_WRITTEN REQUEST_:
Every line of the data that contains the string "もくもく練習会" must be copied.

_Recorded data_:
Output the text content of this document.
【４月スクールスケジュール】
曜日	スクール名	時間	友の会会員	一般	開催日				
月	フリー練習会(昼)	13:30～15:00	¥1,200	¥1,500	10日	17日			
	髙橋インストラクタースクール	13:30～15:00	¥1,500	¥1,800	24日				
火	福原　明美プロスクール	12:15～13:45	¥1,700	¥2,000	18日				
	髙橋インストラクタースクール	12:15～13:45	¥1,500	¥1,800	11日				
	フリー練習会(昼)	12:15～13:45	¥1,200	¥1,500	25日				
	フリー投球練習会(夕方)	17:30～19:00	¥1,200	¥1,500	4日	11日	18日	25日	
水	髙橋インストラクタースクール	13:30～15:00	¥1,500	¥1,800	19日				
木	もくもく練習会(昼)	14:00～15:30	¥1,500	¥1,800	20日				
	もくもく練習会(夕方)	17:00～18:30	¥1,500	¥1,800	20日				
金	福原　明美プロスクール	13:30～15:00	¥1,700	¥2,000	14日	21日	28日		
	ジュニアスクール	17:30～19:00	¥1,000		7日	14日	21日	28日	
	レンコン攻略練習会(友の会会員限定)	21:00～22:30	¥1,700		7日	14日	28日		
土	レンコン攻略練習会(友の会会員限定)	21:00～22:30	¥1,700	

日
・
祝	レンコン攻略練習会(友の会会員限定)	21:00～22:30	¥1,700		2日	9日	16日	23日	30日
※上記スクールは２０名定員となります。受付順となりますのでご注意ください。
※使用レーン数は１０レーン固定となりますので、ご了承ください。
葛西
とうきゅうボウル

--

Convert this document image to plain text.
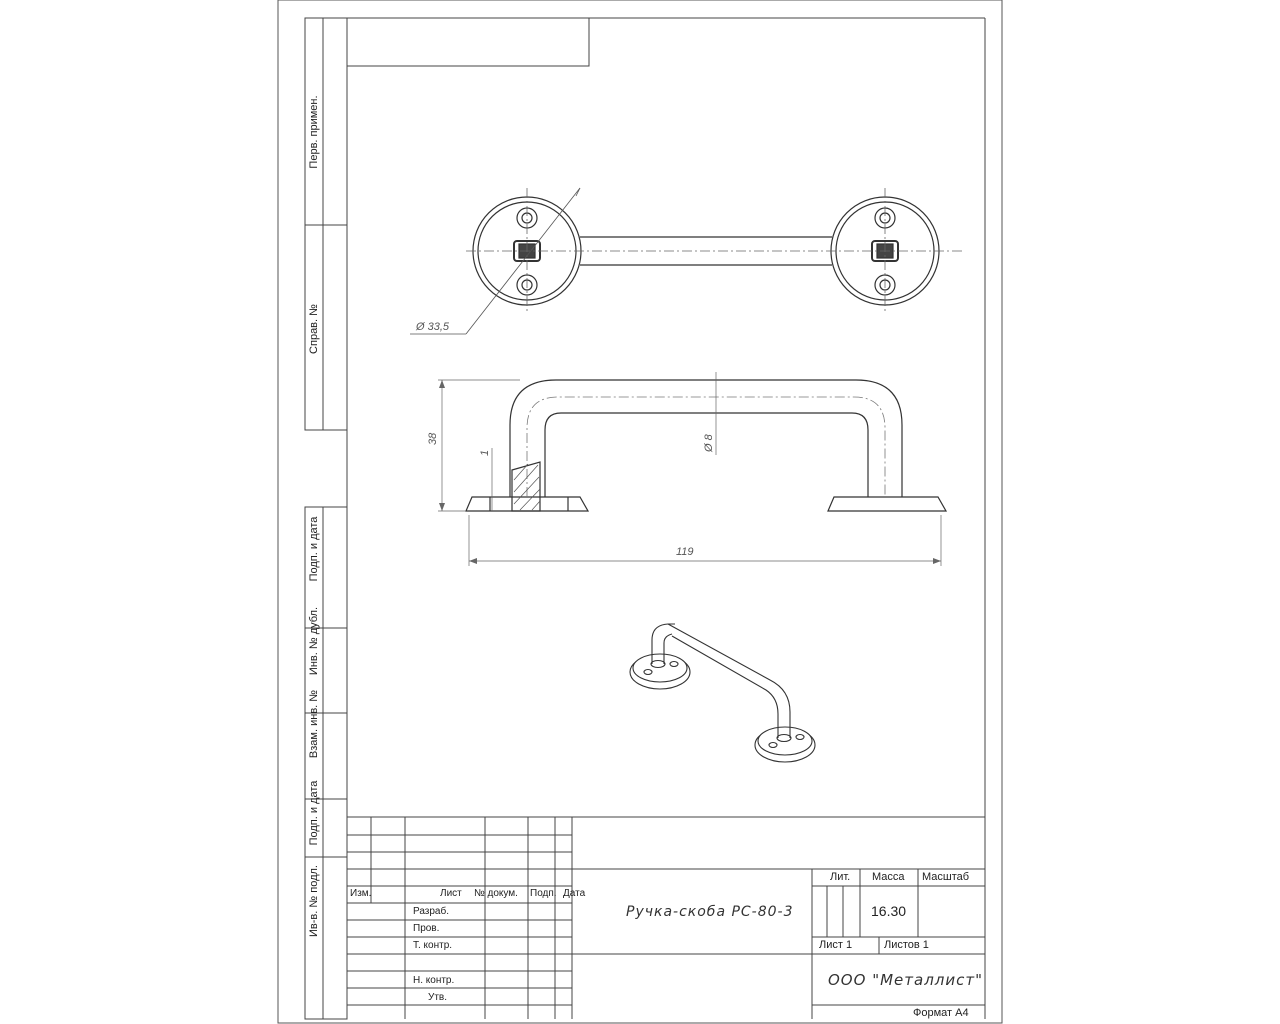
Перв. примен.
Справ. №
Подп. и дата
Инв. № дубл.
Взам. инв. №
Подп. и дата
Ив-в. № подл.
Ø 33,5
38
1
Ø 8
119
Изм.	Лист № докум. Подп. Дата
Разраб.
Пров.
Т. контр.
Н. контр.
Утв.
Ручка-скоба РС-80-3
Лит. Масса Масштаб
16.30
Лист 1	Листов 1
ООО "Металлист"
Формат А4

_WORKED SOLUTION_:
木	もくもく練習会(昼)	14:00～15:30	¥1,500	¥1,800	20日				
	もくもく練習会(夕方)	17:00～18:30	¥1,500	¥1,800	20日				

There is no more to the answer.